[Data records]
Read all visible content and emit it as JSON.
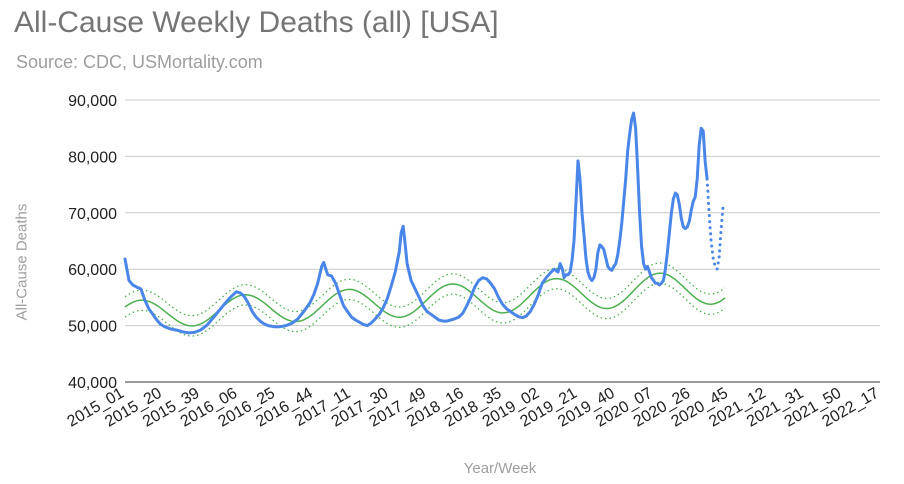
{
  "chart_data": {
    "type": "line",
    "title": "All-Cause Weekly Deaths (all) [USA]",
    "subtitle": "Source: CDC, USMortality.com",
    "xlabel": "Year/Week",
    "ylabel": "All-Cause Deaths",
    "ylim": [
      40000,
      90000
    ],
    "yticks": [
      "40,000",
      "50,000",
      "60,000",
      "70,000",
      "80,000",
      "90,000"
    ],
    "ytick_values": [
      40000,
      50000,
      60000,
      70000,
      80000,
      90000
    ],
    "x_start": "2015_01",
    "x_end": "2022_17",
    "x_tick_labels": [
      "2015_01",
      "2015_20",
      "2015_39",
      "2016_06",
      "2016_25",
      "2016_44",
      "2017_11",
      "2017_30",
      "2017_49",
      "2018_16",
      "2018_35",
      "2019_02",
      "2019_21",
      "2019_40",
      "2020_07",
      "2020_26",
      "2020_45",
      "2021_12",
      "2021_31",
      "2021_50",
      "2022_17"
    ],
    "x_tick_index": [
      0,
      19,
      38,
      57,
      76,
      95,
      114,
      133,
      152,
      171,
      190,
      209,
      228,
      247,
      266,
      285,
      304,
      323,
      342,
      361,
      380
    ],
    "grid": true,
    "legend": "none",
    "colors": {
      "actual": "#4a86e8",
      "baseline": "#4caf50",
      "grid": "#cccccc",
      "axis": "#333333"
    },
    "series": [
      {
        "style": "solid",
        "points": [
          [
            0,
            61800
          ],
          [
            2,
            58000
          ],
          [
            4,
            57200
          ],
          [
            6,
            56800
          ],
          [
            8,
            56500
          ],
          [
            10,
            54500
          ],
          [
            12,
            53000
          ],
          [
            14,
            52000
          ],
          [
            16,
            51000
          ],
          [
            18,
            50200
          ],
          [
            20,
            49800
          ],
          [
            23,
            49400
          ],
          [
            26,
            49200
          ],
          [
            29,
            48900
          ],
          [
            32,
            48700
          ],
          [
            35,
            48800
          ],
          [
            38,
            49200
          ],
          [
            41,
            50000
          ],
          [
            44,
            51200
          ],
          [
            47,
            52500
          ],
          [
            50,
            53800
          ],
          [
            53,
            55000
          ],
          [
            56,
            56000
          ],
          [
            58,
            55800
          ],
          [
            60,
            55200
          ],
          [
            62,
            54000
          ],
          [
            64,
            52500
          ],
          [
            66,
            51500
          ],
          [
            68,
            50800
          ],
          [
            70,
            50300
          ],
          [
            72,
            50000
          ],
          [
            75,
            49800
          ],
          [
            78,
            49800
          ],
          [
            81,
            50000
          ],
          [
            84,
            50400
          ],
          [
            87,
            51200
          ],
          [
            90,
            52500
          ],
          [
            93,
            54000
          ],
          [
            95,
            55500
          ],
          [
            97,
            57500
          ],
          [
            99,
            60500
          ],
          [
            100,
            61200
          ],
          [
            102,
            59000
          ],
          [
            104,
            58800
          ],
          [
            106,
            57500
          ],
          [
            108,
            55500
          ],
          [
            110,
            53500
          ],
          [
            112,
            52500
          ],
          [
            114,
            51500
          ],
          [
            116,
            51000
          ],
          [
            118,
            50600
          ],
          [
            120,
            50200
          ],
          [
            122,
            50000
          ],
          [
            124,
            50500
          ],
          [
            126,
            51200
          ],
          [
            128,
            52000
          ],
          [
            130,
            53200
          ],
          [
            132,
            54800
          ],
          [
            134,
            57000
          ],
          [
            136,
            59500
          ],
          [
            138,
            63000
          ],
          [
            139,
            66500
          ],
          [
            140,
            67600
          ],
          [
            141,
            64500
          ],
          [
            142,
            61000
          ],
          [
            144,
            58000
          ],
          [
            146,
            56500
          ],
          [
            148,
            55000
          ],
          [
            150,
            53500
          ],
          [
            152,
            52500
          ],
          [
            154,
            52000
          ],
          [
            156,
            51500
          ],
          [
            158,
            51000
          ],
          [
            160,
            50800
          ],
          [
            162,
            50800
          ],
          [
            164,
            51000
          ],
          [
            166,
            51200
          ],
          [
            168,
            51500
          ],
          [
            170,
            52200
          ],
          [
            172,
            53500
          ],
          [
            174,
            55000
          ],
          [
            176,
            56800
          ],
          [
            178,
            58000
          ],
          [
            180,
            58500
          ],
          [
            182,
            58300
          ],
          [
            184,
            57500
          ],
          [
            186,
            56500
          ],
          [
            188,
            55000
          ],
          [
            190,
            53800
          ],
          [
            192,
            53000
          ],
          [
            194,
            52500
          ],
          [
            196,
            52000
          ],
          [
            198,
            51600
          ],
          [
            200,
            51400
          ],
          [
            202,
            51700
          ],
          [
            204,
            52500
          ],
          [
            206,
            53800
          ],
          [
            208,
            55500
          ],
          [
            210,
            57500
          ],
          [
            212,
            58500
          ],
          [
            214,
            59300
          ],
          [
            216,
            60000
          ],
          [
            218,
            59500
          ],
          [
            219,
            61000
          ],
          [
            220,
            60200
          ],
          [
            221,
            58500
          ],
          [
            222,
            59000
          ],
          [
            223,
            59000
          ],
          [
            224,
            59500
          ],
          [
            225,
            61500
          ],
          [
            226,
            65000
          ],
          [
            227,
            72000
          ],
          [
            228,
            79200
          ],
          [
            229,
            76000
          ],
          [
            230,
            70000
          ],
          [
            231,
            66000
          ],
          [
            232,
            62000
          ],
          [
            233,
            59500
          ],
          [
            234,
            58500
          ],
          [
            235,
            58000
          ],
          [
            236,
            58500
          ],
          [
            237,
            60000
          ],
          [
            238,
            63000
          ],
          [
            239,
            64300
          ],
          [
            240,
            64000
          ],
          [
            241,
            63500
          ],
          [
            242,
            62000
          ],
          [
            243,
            60500
          ],
          [
            244,
            60000
          ],
          [
            245,
            59800
          ],
          [
            246,
            60500
          ],
          [
            247,
            61000
          ],
          [
            248,
            62500
          ],
          [
            249,
            65000
          ],
          [
            250,
            68000
          ],
          [
            251,
            72000
          ],
          [
            252,
            76000
          ],
          [
            253,
            81000
          ],
          [
            254,
            84000
          ],
          [
            255,
            86500
          ],
          [
            256,
            87700
          ],
          [
            257,
            85000
          ],
          [
            258,
            78000
          ],
          [
            259,
            70000
          ],
          [
            260,
            64000
          ],
          [
            261,
            61000
          ],
          [
            262,
            60000
          ],
          [
            263,
            60500
          ],
          [
            264,
            59500
          ],
          [
            265,
            58500
          ],
          [
            266,
            58000
          ],
          [
            267,
            57500
          ],
          [
            268,
            57500
          ],
          [
            269,
            57200
          ],
          [
            270,
            57500
          ],
          [
            271,
            58000
          ],
          [
            272,
            60000
          ],
          [
            273,
            63000
          ],
          [
            274,
            66500
          ],
          [
            275,
            70000
          ],
          [
            276,
            72500
          ],
          [
            277,
            73500
          ],
          [
            278,
            73200
          ],
          [
            279,
            71500
          ],
          [
            280,
            69000
          ],
          [
            281,
            67500
          ],
          [
            282,
            67200
          ],
          [
            283,
            67500
          ],
          [
            284,
            68500
          ],
          [
            285,
            70500
          ],
          [
            286,
            72000
          ],
          [
            287,
            72800
          ],
          [
            288,
            76000
          ],
          [
            289,
            82000
          ],
          [
            290,
            85000
          ],
          [
            291,
            84500
          ],
          [
            292,
            79000
          ],
          [
            293,
            76000
          ]
        ]
      },
      {
        "style": "dotted",
        "points": [
          [
            293,
            76000
          ],
          [
            294,
            70000
          ],
          [
            295,
            65000
          ],
          [
            296,
            62000
          ],
          [
            297,
            60500
          ],
          [
            298,
            60000
          ],
          [
            299,
            62000
          ],
          [
            300,
            67000
          ],
          [
            301,
            71000
          ],
          [
            302,
            70500
          ]
        ]
      },
      {
        "style": "baseline",
        "period": 52.18,
        "peak_index": 8,
        "center_start": 51900,
        "center_end": 56900,
        "amplitude_start": 2450,
        "amplitude_end": 3000,
        "band_offset": 1800
      }
    ]
  }
}
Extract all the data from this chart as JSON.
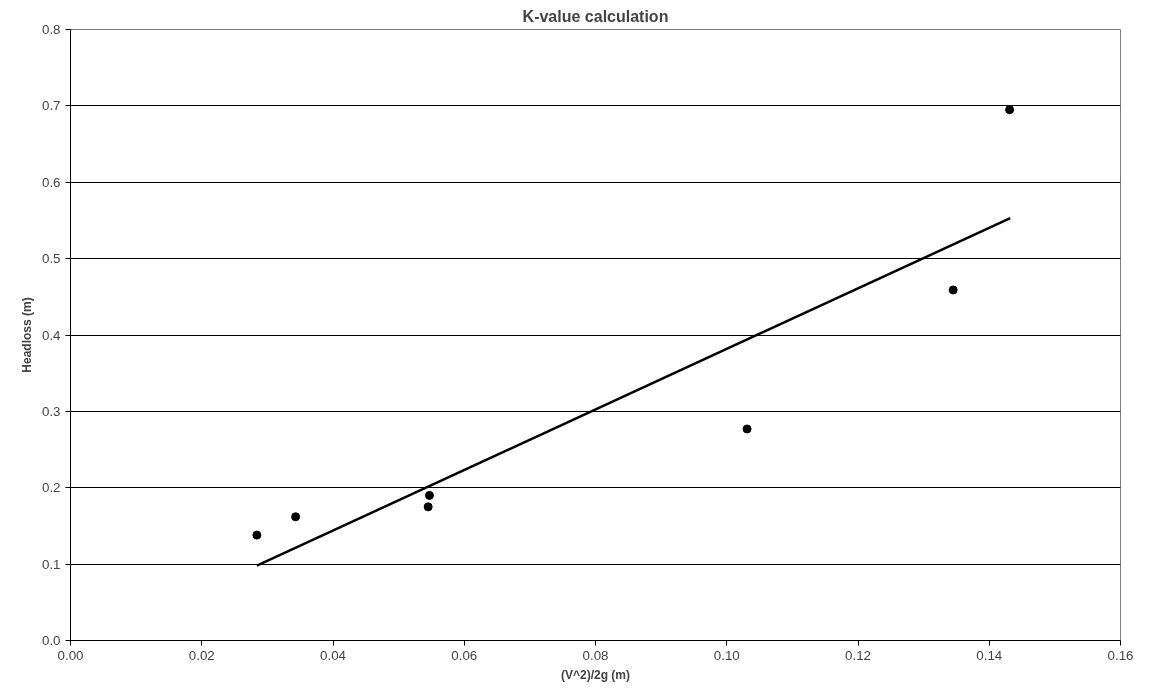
{
  "chart_data": {
    "type": "scatter",
    "title": "K-value calculation",
    "xlabel": "(V^2)/2g (m)",
    "ylabel": "Headloss (m)",
    "xlim": [
      0,
      0.16
    ],
    "xticks": [
      {
        "value": 0,
        "label": "0.00"
      },
      {
        "value": 0.02,
        "label": "0.02"
      },
      {
        "value": 0.04,
        "label": "0.04"
      },
      {
        "value": 0.06,
        "label": "0.06"
      },
      {
        "value": 0.08,
        "label": "0.08"
      },
      {
        "value": 0.1,
        "label": "0.10"
      },
      {
        "value": 0.12,
        "label": "0.12"
      },
      {
        "value": 0.14,
        "label": "0.14"
      },
      {
        "value": 0.16,
        "label": "0.16"
      }
    ],
    "ylim": [
      0,
      0.8
    ],
    "yticks": [
      {
        "value": 0,
        "label": "0.0"
      },
      0.1,
      0.2,
      0.3,
      0.4,
      0.5,
      0.6,
      0.7,
      0.8
    ],
    "grid": "y",
    "series": [
      {
        "marker": "circle",
        "color": "#000000",
        "x": [
          0.0284,
          0.0343,
          0.0547,
          0.0545,
          0.1031,
          0.1345,
          0.1431
        ],
        "values": [
          0.138,
          0.162,
          0.19,
          0.175,
          0.277,
          0.459,
          0.695
        ]
      },
      {
        "type": "line",
        "color": "#000000",
        "x": [
          0.0284,
          0.1432
        ],
        "values": [
          0.098,
          0.553
        ]
      }
    ]
  }
}
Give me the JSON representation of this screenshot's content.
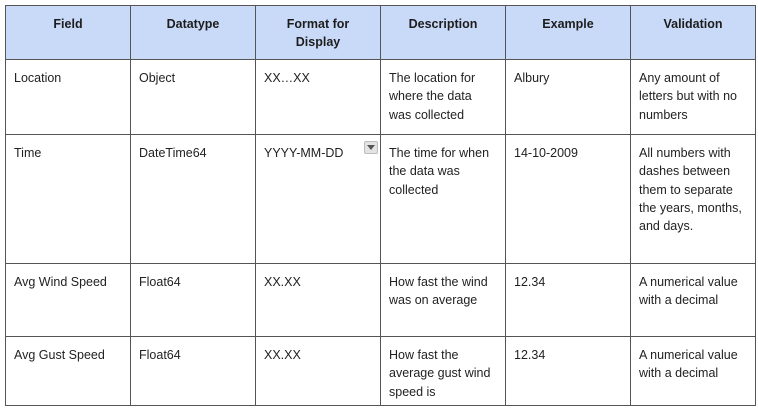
{
  "table": {
    "headers": [
      {
        "key": "field",
        "label": "Field"
      },
      {
        "key": "datatype",
        "label": "Datatype"
      },
      {
        "key": "format",
        "label": "Format for Display"
      },
      {
        "key": "description",
        "label": "Description"
      },
      {
        "key": "example",
        "label": "Example"
      },
      {
        "key": "validation",
        "label": "Validation"
      }
    ],
    "rows": [
      {
        "field": "Location",
        "datatype": "Object",
        "format": "XX…XX",
        "description": "The location for where the data was collected",
        "example": "Albury",
        "validation": "Any amount of letters but with no numbers"
      },
      {
        "field": "Time",
        "datatype": "DateTime64",
        "format": "YYYY-MM-DD",
        "description": "The time for when the data was collected",
        "example": "14-10-2009",
        "validation": "All numbers with dashes between them to separate the years, months, and days."
      },
      {
        "field": "Avg Wind Speed",
        "datatype": "Float64",
        "format": "XX.XX",
        "description": "How fast the wind was on average",
        "example": "12.34",
        "validation": "A numerical value with a decimal"
      },
      {
        "field": "Avg Gust Speed",
        "datatype": "Float64",
        "format": "XX.XX",
        "description": "How fast the average gust wind speed is",
        "example": "12.34",
        "validation": "A numerical value with a decimal"
      }
    ]
  },
  "colors": {
    "header_background": "#c9daf8",
    "border": "#555555",
    "text": "#222222"
  },
  "icons": {
    "format_cell_dropdown": "dropdown-arrow-icon"
  }
}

◆ DIRECTIVE
Copy out every line from the records that has the word "Cause".

◆ ANSWER BELOW
    "title": "All-Cause Weekly Deaths (all) [USA]",
    "ylabel": "All-Cause Deaths",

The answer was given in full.